## Your objective
Note how many lines contain "Government" and give that number, with nothing else.

Stored records
===============

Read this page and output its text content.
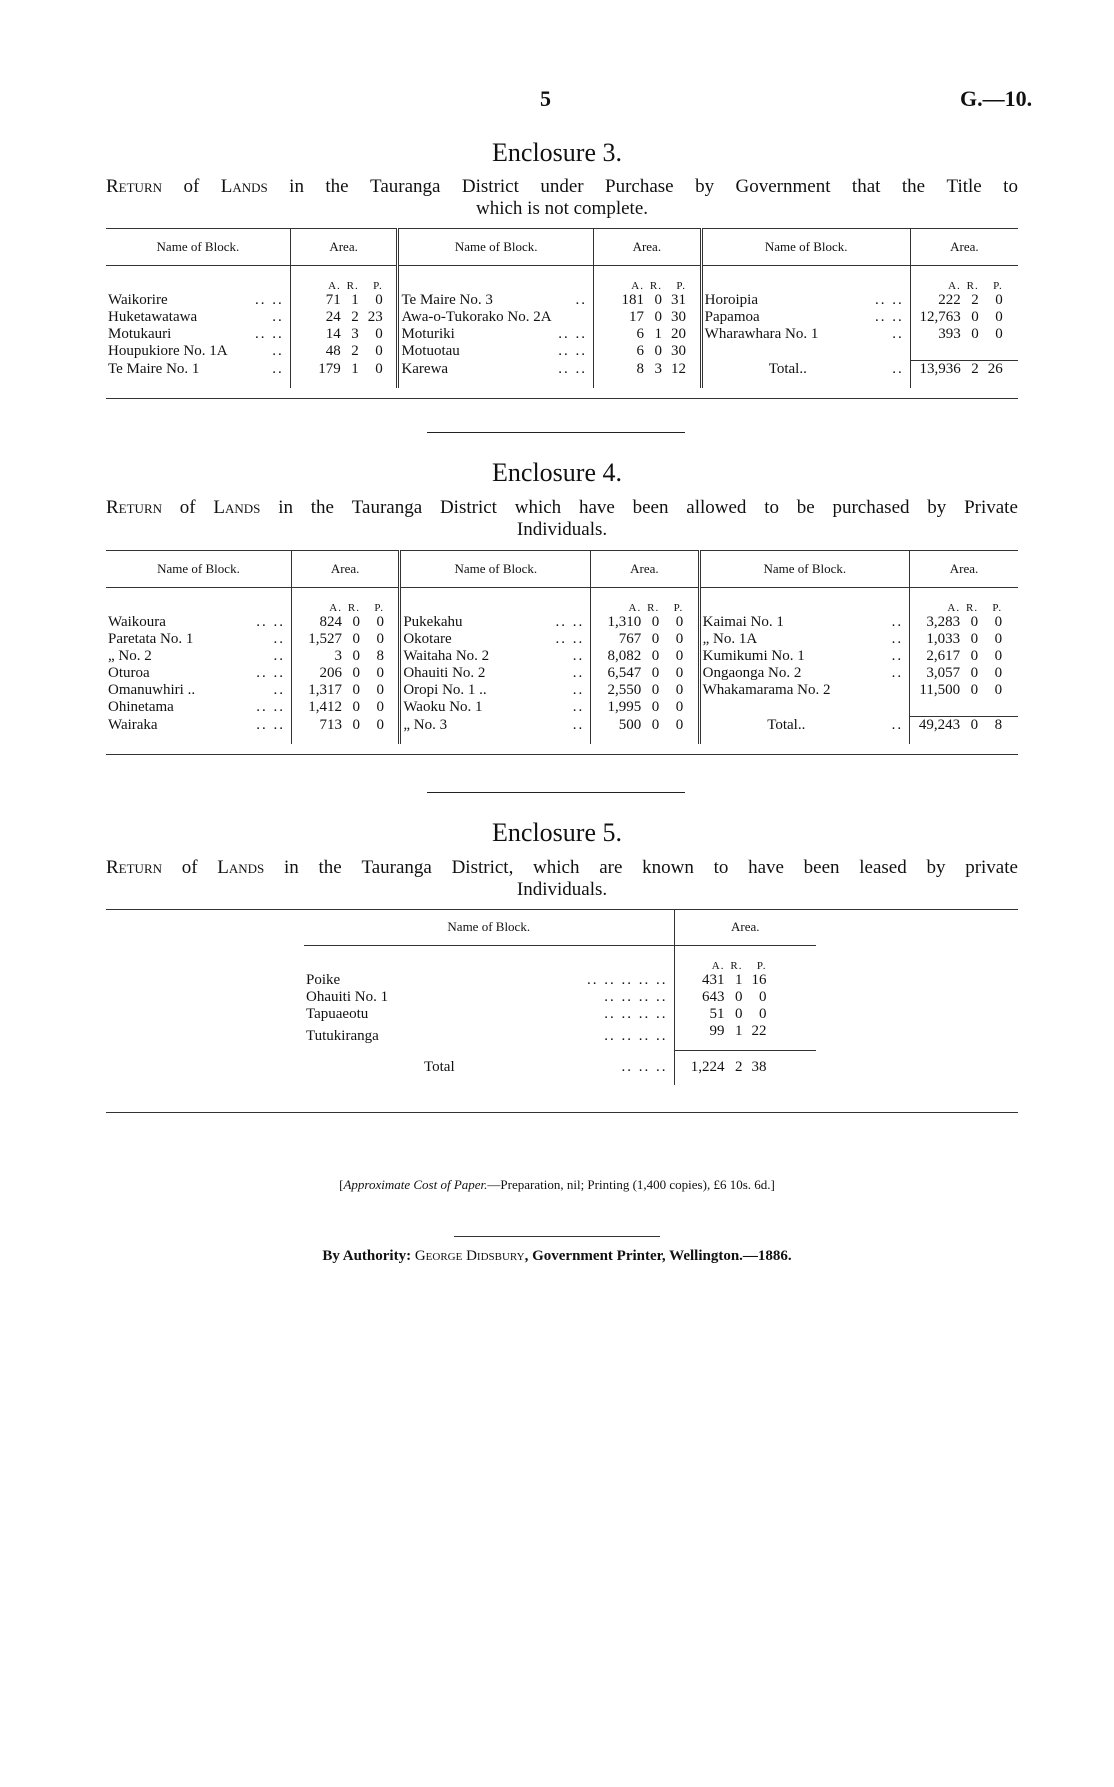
5	G.—10.
Enclosure 3.
Return of Lands in the Tauranga District under Purchase by Government that the Title to
which is not complete.
Name of Block.		Area.	Name of Block.		Area.	Name of Block.		Area.
		A. R. P.			A. R. P.			A. R. P.
Waikorire	.. ..	71 1 0	Te Maire No. 3	..	181 0 31	Horoipia	.. ..	222 2 0
Huketawatawa	..	24 2 23	Awa-o-Tukorako No. 2A		17 0 30	Papamoa	.. ..	12,763 0 0
Motukauri	.. ..	14 3 0	Moturiki	.. ..	6 1 20	Wharawhara No. 1	..	393 0 0
Houpukiore No. 1A	..	48 2 0	Motuotau	.. ..	6 0 30			
Te Maire No. 1	..	179 1 0	Karewa	.. ..	8 3 12	Total..	..	13,936 2 26

Enclosure 4.
Return of Lands in the Tauranga District which have been allowed to be purchased by Private
Individuals.
Name of Block.		Area.	Name of Block.		Area.	Name of Block.		Area.
		A. R. P.			A. R. P.			A. R. P.
Waikoura	.. ..	824 0 0	Pukekahu	.. ..	1,310 0 0	Kaimai No. 1	..	3,283 0 0
Paretata No. 1	..	1,527 0 0	Okotare	.. ..	767 0 0	„ No. 1A	..	1,033 0 0
„ No. 2	..	3 0 8	Waitaha No. 2	..	8,082 0 0	Kumikumi No. 1	..	2,617 0 0
Oturoa	.. ..	206 0 0	Ohauiti No. 2	..	6,547 0 0	Ongaonga No. 2	..	3,057 0 0
Omanuwhiri ..	..	1,317 0 0	Oropi No. 1 ..	..	2,550 0 0	Whakamarama No. 2		11,500 0 0
Ohinetama	.. ..	1,412 0 0	Waoku No. 1	..	1,995 0 0			
Wairaka	.. ..	713 0 0	„ No. 3	..	500 0 0	Total..	..	49,243 0 8

Enclosure 5.
Return of Lands in the Tauranga District, which are known to have been leased by private
Individuals.
Name of Block.		Area.
		A. R. P.
Poike	.. .. .. .. ..	431 1 16
Ohauiti No. 1	.. .. .. ..	643 0 0
Tapuaeotu	.. .. .. ..	51 0 0
Tutukiranga	.. .. .. ..	99 1 22
	Total .. .. ..	1,224 2 38
[Approximate Cost of Paper.—Preparation, nil; Printing (1,400 copies), £6 10s. 6d.]
By Authority: George Didsbury, Government Printer, Wellington.—1886.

===============

## Response to the task
2